Extracted information »
################
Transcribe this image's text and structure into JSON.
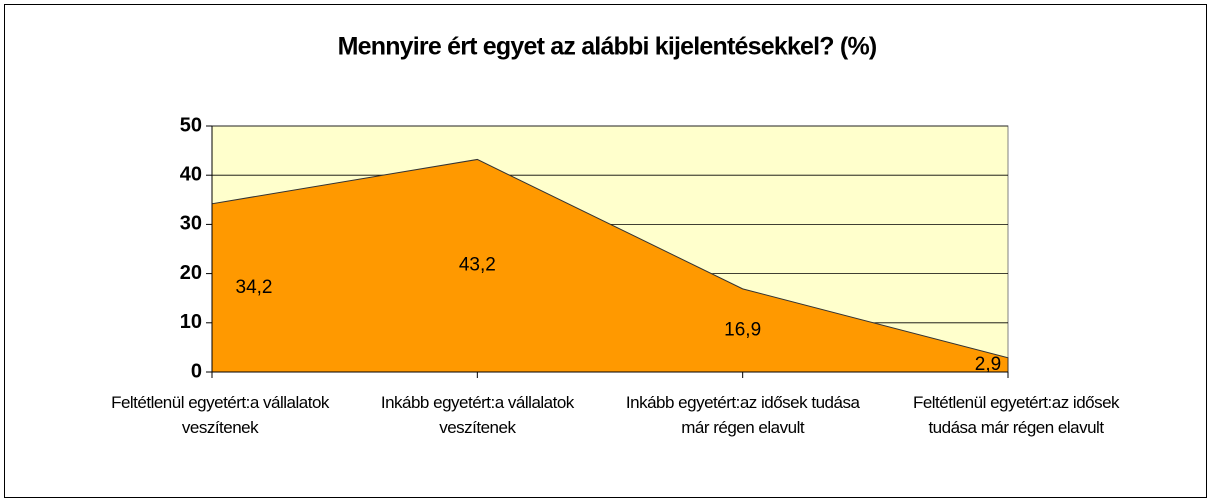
{
  "chart_data": {
    "type": "area",
    "title": "Mennyire ért egyet az alábbi kijelentésekkel? (%)",
    "categories": [
      "Feltétlenül egyetért:a vállalatok veszítenek",
      "Inkább egyetért:a vállalatok veszítenek",
      "Inkább egyetért:az idősek tudása már régen elavult",
      "Feltétlenül egyetért:az idősek tudása már régen elavult"
    ],
    "values": [
      34.2,
      43.2,
      16.9,
      2.9
    ],
    "value_labels": [
      "34,2",
      "43,2",
      "16,9",
      "2,9"
    ],
    "color": "#ff9900",
    "ylim": [
      0,
      50
    ],
    "yticks": [
      0,
      10,
      20,
      30,
      40,
      50
    ],
    "grid": true
  }
}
################
Aim of the exercise » Skip the pictures and transcribe the rest of the records exactly.

Full answer »
Transcribe this image's text and structure into JSON.
{
  "chart_data": {
    "type": "area",
    "title": "Mennyire ért egyet az alábbi kijelentésekkel? (%)",
    "categories": [
      "Feltétlenül egyetért:a vállalatok veszítenek",
      "Inkább egyetért:a vállalatok veszítenek",
      "Inkább egyetért:az idősek tudása már régen elavult",
      "Feltétlenül egyetért:az idősek tudása már régen elavult"
    ],
    "values": [
      34.2,
      43.2,
      16.9,
      2.9
    ],
    "value_labels": [
      "34,2",
      "43,2",
      "16,9",
      "2,9"
    ],
    "color": "#ff9900",
    "ylim": [
      0,
      50
    ],
    "yticks": [
      0,
      10,
      20,
      30,
      40,
      50
    ],
    "grid": true
  }
}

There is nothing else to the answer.